Instructions to follow: Report how many lines of the entries below contain the word "scale", and nothing more.

Figure collection entries
::::

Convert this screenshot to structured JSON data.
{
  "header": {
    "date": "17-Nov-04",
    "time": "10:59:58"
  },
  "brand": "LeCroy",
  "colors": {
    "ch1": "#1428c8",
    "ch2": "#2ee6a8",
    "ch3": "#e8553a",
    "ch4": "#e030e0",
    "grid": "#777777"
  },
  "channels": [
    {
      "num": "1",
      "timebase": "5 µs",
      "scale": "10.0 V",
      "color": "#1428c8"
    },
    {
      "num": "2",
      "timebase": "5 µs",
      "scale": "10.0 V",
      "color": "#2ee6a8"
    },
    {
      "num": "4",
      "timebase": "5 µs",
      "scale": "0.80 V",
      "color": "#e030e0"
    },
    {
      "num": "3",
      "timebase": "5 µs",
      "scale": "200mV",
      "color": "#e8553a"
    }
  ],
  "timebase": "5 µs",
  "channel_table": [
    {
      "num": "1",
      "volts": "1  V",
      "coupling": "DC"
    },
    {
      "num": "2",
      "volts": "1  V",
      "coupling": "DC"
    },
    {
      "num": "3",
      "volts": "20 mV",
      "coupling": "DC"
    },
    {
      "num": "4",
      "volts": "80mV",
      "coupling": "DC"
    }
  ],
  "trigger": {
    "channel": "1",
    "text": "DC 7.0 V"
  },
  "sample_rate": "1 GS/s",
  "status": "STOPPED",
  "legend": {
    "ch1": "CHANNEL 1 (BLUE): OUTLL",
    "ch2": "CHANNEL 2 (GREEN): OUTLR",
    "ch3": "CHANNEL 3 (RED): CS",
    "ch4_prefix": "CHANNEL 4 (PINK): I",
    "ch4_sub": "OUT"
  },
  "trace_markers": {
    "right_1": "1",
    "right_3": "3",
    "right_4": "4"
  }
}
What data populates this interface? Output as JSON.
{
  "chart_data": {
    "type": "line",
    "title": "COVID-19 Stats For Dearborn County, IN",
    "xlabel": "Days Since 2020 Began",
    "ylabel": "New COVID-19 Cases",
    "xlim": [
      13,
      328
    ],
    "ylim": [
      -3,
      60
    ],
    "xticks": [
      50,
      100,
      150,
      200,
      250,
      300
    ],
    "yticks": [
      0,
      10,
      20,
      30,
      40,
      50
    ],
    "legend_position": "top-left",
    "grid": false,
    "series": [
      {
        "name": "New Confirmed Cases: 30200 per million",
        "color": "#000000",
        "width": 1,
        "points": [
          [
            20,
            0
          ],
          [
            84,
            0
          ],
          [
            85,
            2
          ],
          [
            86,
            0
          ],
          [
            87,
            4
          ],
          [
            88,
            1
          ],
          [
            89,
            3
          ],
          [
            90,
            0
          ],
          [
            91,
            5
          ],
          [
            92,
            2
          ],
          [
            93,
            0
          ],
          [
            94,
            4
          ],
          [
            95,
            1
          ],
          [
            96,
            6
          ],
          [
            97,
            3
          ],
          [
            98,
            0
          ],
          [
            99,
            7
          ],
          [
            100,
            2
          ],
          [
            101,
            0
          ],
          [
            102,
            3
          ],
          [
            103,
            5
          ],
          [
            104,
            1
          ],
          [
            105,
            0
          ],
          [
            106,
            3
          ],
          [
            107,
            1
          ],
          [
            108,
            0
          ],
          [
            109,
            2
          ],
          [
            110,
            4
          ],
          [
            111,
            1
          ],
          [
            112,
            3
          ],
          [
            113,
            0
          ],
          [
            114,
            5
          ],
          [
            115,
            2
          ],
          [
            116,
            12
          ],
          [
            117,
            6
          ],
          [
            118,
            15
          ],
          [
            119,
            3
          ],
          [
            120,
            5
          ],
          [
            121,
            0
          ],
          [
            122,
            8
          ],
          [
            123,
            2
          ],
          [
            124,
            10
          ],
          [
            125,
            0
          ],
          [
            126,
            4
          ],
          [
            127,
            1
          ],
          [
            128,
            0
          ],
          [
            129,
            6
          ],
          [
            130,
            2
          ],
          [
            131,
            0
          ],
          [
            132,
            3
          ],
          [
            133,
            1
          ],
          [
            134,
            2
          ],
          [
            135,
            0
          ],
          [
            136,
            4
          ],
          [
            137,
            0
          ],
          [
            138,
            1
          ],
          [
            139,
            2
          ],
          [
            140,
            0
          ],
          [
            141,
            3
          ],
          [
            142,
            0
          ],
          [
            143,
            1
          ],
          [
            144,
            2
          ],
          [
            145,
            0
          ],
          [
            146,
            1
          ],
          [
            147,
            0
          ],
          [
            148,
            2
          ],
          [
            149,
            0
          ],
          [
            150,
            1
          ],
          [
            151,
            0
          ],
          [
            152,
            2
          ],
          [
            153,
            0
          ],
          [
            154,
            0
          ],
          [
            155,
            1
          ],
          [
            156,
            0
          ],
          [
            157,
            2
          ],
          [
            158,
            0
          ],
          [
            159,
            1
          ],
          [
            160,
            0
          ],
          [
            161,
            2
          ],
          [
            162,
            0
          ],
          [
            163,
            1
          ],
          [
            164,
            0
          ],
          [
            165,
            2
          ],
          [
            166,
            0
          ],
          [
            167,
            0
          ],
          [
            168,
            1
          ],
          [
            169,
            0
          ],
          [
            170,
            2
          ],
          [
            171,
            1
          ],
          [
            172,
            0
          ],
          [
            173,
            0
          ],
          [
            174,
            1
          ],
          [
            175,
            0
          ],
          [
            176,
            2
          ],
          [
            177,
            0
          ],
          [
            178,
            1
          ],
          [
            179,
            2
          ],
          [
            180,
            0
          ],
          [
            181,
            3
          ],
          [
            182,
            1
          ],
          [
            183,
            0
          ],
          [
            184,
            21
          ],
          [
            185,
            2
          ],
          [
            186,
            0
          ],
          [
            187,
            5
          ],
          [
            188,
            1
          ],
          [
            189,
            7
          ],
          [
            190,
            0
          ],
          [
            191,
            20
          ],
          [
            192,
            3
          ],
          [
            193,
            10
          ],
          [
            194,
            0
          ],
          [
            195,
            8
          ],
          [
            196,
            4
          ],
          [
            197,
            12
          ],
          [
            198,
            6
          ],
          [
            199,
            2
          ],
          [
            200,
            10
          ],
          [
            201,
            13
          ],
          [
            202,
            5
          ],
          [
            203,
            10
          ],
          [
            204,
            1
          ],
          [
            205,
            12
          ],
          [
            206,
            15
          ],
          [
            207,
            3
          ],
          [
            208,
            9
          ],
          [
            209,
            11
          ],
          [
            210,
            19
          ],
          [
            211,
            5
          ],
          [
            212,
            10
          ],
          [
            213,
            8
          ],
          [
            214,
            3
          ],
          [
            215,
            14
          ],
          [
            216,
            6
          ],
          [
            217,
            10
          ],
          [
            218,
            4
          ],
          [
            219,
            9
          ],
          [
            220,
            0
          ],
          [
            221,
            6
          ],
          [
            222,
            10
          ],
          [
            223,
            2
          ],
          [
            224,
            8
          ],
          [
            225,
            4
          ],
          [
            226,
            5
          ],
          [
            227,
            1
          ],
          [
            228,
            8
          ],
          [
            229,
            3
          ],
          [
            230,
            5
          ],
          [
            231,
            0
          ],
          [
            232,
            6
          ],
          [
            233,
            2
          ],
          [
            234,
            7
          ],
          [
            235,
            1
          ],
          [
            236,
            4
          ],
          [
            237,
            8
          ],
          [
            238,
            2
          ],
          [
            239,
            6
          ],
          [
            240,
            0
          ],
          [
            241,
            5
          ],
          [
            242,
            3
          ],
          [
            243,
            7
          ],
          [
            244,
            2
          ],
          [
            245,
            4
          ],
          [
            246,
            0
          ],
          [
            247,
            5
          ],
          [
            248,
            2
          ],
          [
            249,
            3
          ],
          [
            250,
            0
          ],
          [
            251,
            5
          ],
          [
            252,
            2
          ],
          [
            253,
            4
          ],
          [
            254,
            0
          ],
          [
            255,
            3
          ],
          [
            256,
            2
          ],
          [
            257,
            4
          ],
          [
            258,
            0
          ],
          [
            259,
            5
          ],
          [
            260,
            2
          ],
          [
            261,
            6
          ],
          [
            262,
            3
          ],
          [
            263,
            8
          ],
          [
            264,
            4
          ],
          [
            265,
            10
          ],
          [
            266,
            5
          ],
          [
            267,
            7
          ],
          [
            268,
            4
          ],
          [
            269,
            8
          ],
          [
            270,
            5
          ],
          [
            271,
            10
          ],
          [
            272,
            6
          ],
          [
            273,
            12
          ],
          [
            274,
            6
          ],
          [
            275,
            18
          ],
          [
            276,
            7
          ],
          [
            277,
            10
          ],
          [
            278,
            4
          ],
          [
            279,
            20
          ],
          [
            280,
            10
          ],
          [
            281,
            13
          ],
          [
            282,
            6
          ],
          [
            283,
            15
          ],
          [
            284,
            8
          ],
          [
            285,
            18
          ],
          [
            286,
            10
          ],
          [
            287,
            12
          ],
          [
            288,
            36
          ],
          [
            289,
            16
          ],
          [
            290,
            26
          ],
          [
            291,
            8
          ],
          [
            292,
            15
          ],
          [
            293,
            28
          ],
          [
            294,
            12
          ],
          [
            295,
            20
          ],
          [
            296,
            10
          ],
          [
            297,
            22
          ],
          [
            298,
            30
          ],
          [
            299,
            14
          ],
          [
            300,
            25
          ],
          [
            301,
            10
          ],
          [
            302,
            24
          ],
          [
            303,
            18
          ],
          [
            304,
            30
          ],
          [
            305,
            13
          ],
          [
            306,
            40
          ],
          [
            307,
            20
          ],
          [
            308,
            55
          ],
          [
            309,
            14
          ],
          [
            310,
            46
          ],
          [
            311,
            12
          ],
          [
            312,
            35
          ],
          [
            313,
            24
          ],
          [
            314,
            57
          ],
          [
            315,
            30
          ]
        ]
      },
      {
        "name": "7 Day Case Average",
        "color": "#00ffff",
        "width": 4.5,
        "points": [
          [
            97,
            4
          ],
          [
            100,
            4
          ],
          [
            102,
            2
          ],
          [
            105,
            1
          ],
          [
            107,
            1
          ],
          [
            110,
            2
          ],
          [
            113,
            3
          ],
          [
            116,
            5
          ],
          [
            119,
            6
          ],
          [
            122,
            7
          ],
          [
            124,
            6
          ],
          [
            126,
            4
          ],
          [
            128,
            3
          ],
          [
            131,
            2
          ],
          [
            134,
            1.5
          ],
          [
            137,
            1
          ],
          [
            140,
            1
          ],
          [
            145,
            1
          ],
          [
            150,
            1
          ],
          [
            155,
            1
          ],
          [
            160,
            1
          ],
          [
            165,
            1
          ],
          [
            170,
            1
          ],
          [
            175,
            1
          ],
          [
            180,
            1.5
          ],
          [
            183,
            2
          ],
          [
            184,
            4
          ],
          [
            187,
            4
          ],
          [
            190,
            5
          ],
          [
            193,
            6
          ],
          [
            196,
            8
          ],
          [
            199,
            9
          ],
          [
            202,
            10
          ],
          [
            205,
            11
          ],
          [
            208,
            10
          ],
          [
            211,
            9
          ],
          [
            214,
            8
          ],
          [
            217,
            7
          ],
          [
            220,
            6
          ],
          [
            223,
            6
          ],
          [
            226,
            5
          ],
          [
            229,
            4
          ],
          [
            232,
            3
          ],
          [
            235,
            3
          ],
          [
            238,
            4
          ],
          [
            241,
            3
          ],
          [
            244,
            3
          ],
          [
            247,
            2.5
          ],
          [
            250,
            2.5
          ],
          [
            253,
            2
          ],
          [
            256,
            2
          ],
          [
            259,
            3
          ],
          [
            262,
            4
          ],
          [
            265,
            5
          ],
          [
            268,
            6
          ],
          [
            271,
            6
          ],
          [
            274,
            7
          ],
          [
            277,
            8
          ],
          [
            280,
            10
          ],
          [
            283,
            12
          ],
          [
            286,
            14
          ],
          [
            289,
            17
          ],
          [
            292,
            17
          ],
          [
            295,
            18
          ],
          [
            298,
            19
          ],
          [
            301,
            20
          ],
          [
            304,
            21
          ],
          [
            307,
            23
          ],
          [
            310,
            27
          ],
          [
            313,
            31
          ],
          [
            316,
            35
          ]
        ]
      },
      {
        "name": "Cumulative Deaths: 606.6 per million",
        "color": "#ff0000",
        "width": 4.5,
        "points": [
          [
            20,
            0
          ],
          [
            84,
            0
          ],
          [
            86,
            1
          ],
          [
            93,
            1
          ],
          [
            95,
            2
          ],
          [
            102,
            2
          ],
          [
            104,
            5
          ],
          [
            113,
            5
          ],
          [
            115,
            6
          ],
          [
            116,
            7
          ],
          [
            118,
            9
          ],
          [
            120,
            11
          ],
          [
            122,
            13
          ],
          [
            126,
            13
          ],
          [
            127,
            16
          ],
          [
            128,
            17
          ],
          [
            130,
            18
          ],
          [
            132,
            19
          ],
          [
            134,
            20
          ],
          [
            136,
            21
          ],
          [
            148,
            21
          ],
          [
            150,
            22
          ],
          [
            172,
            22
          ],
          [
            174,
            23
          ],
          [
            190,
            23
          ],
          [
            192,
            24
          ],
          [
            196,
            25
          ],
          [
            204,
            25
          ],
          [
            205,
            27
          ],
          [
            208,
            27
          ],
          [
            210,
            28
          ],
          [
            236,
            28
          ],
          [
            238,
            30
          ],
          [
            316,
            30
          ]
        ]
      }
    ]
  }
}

::::

Written answer: 4